Dataset items
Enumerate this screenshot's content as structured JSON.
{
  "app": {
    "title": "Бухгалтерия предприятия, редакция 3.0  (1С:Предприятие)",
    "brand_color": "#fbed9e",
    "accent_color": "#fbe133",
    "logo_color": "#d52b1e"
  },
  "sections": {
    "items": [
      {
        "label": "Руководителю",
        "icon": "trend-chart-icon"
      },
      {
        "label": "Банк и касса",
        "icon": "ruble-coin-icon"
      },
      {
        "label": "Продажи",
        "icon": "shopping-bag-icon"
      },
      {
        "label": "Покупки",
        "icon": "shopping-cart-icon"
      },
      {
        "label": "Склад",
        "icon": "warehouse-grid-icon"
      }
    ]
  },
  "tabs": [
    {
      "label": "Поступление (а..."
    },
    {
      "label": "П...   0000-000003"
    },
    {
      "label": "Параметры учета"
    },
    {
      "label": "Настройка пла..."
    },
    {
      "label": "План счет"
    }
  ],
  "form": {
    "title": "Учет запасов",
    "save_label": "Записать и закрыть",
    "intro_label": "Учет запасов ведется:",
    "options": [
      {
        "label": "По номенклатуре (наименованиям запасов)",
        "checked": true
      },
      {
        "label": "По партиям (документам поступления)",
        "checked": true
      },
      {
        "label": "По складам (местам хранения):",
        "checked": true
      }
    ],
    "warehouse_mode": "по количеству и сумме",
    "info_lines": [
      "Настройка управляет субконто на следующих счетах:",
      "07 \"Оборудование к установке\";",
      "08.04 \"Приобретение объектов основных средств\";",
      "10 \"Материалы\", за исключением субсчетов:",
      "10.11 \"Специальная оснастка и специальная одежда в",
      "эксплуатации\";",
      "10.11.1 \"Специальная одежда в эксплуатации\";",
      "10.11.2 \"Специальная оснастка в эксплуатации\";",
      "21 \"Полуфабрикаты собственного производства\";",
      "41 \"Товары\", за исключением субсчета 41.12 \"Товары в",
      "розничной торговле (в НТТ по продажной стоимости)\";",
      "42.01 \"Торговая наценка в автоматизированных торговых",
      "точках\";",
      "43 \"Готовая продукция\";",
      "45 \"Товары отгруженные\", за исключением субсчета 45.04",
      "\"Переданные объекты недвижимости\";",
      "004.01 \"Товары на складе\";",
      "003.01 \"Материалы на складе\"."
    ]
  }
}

...

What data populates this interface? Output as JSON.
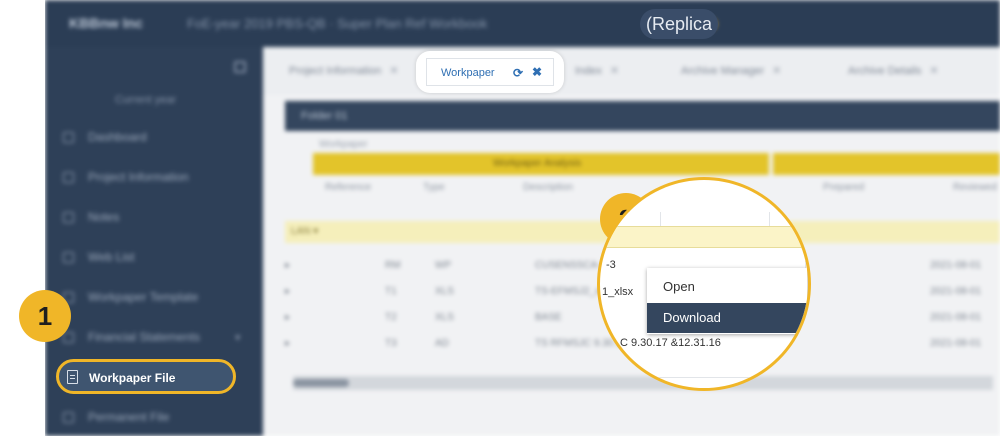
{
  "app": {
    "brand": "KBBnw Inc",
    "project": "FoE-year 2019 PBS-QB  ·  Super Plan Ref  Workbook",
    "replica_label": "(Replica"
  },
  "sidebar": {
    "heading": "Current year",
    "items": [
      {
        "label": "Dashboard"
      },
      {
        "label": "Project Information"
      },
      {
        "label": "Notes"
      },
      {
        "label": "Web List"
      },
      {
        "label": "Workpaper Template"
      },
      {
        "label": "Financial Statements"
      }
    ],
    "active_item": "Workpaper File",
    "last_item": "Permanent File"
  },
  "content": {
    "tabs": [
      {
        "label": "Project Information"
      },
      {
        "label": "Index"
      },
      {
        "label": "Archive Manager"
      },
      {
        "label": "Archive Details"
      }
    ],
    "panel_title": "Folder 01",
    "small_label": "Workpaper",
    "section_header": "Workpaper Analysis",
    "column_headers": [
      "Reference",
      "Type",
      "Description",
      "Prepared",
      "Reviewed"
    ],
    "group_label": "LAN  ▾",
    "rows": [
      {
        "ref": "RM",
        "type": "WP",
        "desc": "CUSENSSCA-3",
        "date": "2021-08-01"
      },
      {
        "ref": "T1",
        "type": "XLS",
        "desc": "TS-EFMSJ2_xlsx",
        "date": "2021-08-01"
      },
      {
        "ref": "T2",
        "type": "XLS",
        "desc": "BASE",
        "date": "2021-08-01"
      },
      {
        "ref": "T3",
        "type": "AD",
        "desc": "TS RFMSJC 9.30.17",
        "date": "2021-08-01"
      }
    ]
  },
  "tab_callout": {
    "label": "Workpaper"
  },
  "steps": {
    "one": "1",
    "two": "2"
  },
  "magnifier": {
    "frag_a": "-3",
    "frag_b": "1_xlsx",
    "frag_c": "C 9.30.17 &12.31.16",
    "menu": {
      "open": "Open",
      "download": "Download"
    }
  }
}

...

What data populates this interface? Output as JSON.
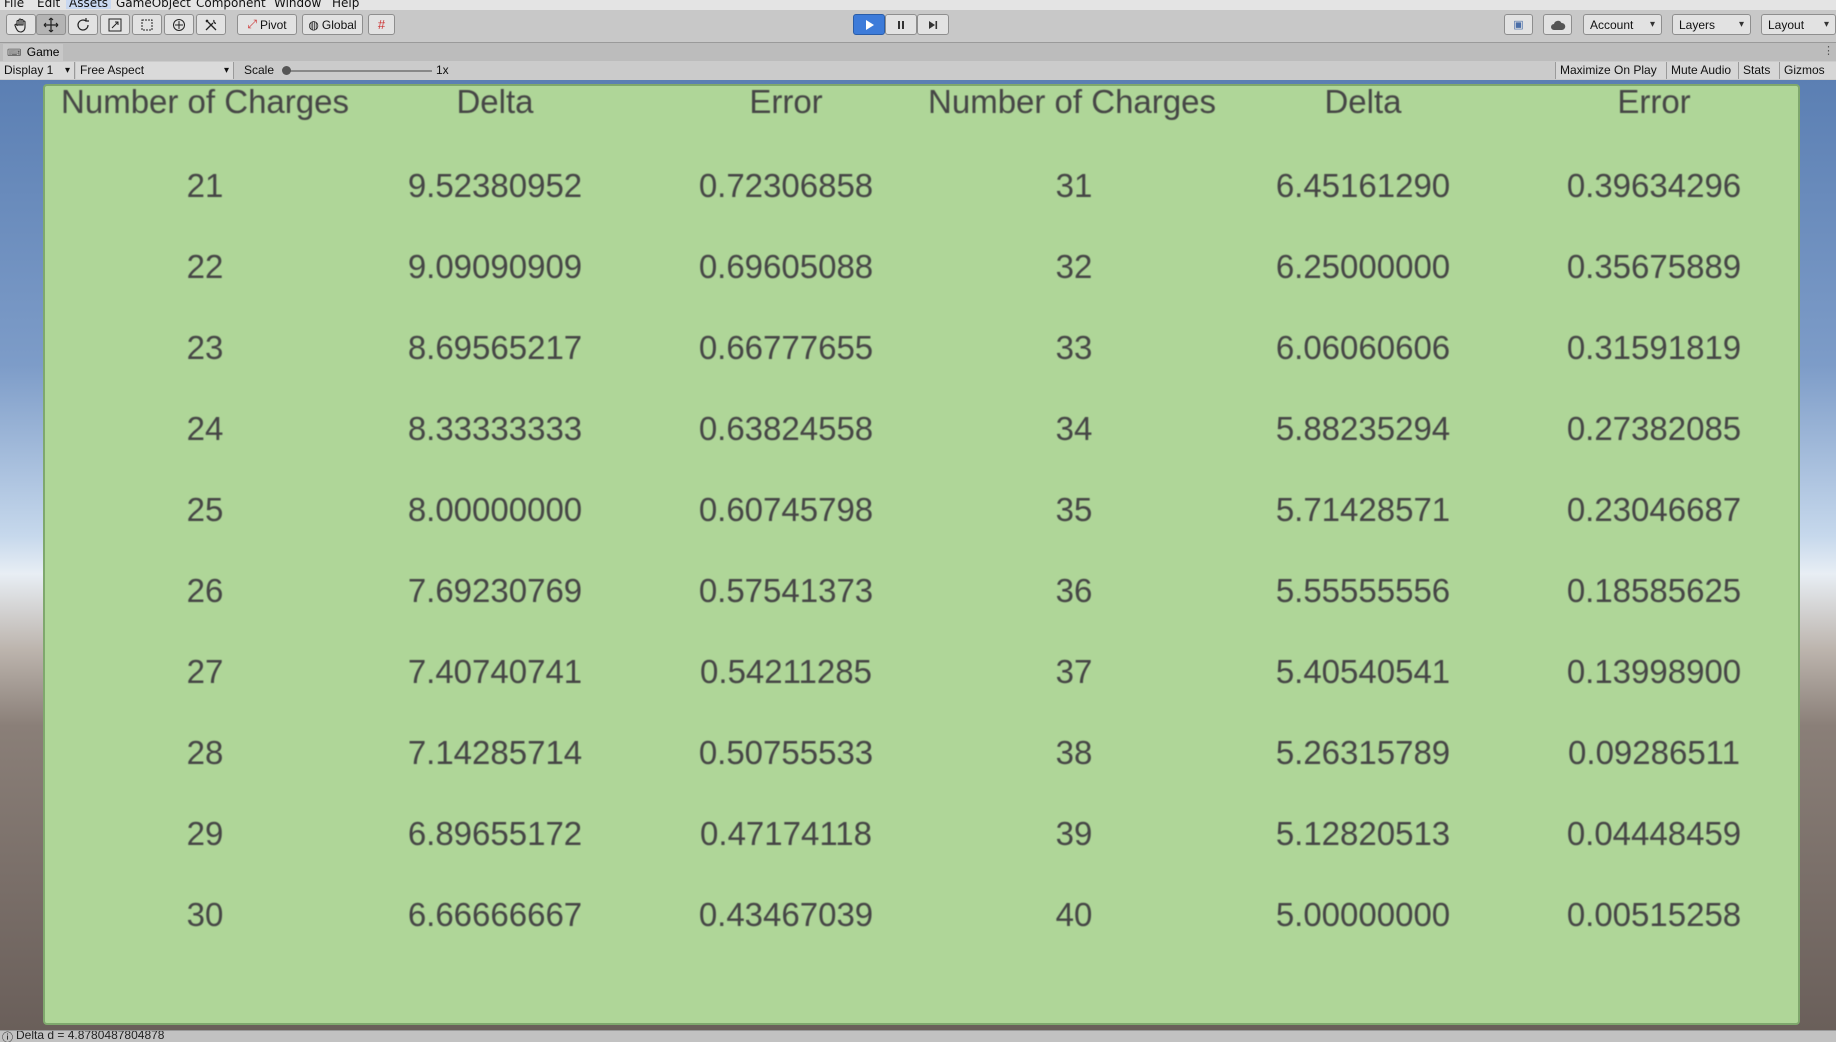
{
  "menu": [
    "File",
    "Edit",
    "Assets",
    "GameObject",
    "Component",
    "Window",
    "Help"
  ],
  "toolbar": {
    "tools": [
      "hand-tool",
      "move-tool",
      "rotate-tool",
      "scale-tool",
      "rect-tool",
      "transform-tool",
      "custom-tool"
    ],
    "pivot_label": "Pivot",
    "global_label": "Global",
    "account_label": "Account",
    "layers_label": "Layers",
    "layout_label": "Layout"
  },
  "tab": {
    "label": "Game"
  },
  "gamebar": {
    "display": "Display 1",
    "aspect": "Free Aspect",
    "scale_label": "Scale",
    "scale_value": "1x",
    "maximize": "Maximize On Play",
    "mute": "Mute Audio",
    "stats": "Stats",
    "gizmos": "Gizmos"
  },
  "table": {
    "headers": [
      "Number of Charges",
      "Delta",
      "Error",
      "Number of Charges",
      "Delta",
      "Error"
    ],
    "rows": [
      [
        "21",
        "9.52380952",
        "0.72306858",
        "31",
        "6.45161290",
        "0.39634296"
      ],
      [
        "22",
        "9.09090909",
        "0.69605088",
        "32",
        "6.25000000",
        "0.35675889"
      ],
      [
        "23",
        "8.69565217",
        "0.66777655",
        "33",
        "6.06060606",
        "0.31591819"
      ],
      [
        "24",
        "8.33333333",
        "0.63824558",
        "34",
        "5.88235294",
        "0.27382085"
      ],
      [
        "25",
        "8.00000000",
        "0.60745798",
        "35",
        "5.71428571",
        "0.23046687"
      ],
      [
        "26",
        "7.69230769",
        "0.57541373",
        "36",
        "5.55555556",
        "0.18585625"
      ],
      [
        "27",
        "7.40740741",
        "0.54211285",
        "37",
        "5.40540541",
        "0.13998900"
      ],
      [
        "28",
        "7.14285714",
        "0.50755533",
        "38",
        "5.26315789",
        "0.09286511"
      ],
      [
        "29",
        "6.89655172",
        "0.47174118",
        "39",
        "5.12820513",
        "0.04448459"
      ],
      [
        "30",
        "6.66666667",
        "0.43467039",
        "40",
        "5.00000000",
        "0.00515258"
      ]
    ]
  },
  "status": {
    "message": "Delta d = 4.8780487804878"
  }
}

▸ **Aim of the task**: Find the lines with the string "Archive" and reproduce them.

▸ **Exercise solution**:
        "label": "Archive Manager"
        "label": "Archive Details"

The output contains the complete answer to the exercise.